(Figure contents as structured data)
══════════

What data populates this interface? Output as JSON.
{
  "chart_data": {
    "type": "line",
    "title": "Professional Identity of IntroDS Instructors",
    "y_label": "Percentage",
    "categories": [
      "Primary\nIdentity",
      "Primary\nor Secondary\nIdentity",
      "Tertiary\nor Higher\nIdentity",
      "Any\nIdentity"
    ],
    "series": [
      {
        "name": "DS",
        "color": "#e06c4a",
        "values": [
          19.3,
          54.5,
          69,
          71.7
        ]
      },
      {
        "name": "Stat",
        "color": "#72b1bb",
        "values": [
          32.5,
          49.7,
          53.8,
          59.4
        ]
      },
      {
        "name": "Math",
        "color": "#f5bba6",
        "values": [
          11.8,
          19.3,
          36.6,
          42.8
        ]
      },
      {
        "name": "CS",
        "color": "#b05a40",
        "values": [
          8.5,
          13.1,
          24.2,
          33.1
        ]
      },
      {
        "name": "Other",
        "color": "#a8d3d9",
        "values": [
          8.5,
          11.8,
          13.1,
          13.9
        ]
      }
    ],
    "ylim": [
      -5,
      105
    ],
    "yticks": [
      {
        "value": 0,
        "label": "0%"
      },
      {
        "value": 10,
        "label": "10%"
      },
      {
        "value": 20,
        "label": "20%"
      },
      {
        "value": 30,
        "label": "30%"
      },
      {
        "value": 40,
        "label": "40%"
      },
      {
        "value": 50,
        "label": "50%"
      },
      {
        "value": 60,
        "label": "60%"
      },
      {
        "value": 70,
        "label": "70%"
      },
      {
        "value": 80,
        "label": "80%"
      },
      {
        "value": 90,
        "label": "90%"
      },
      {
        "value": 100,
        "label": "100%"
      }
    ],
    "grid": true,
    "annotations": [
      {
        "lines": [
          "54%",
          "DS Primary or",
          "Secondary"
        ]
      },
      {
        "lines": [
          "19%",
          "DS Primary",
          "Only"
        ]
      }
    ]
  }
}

══════════

▸ WHAT TO PRODUCE: Report how many lines of the data contain the word "nIdentity", using the number alone.

▸ RIGHT ANSWER: 4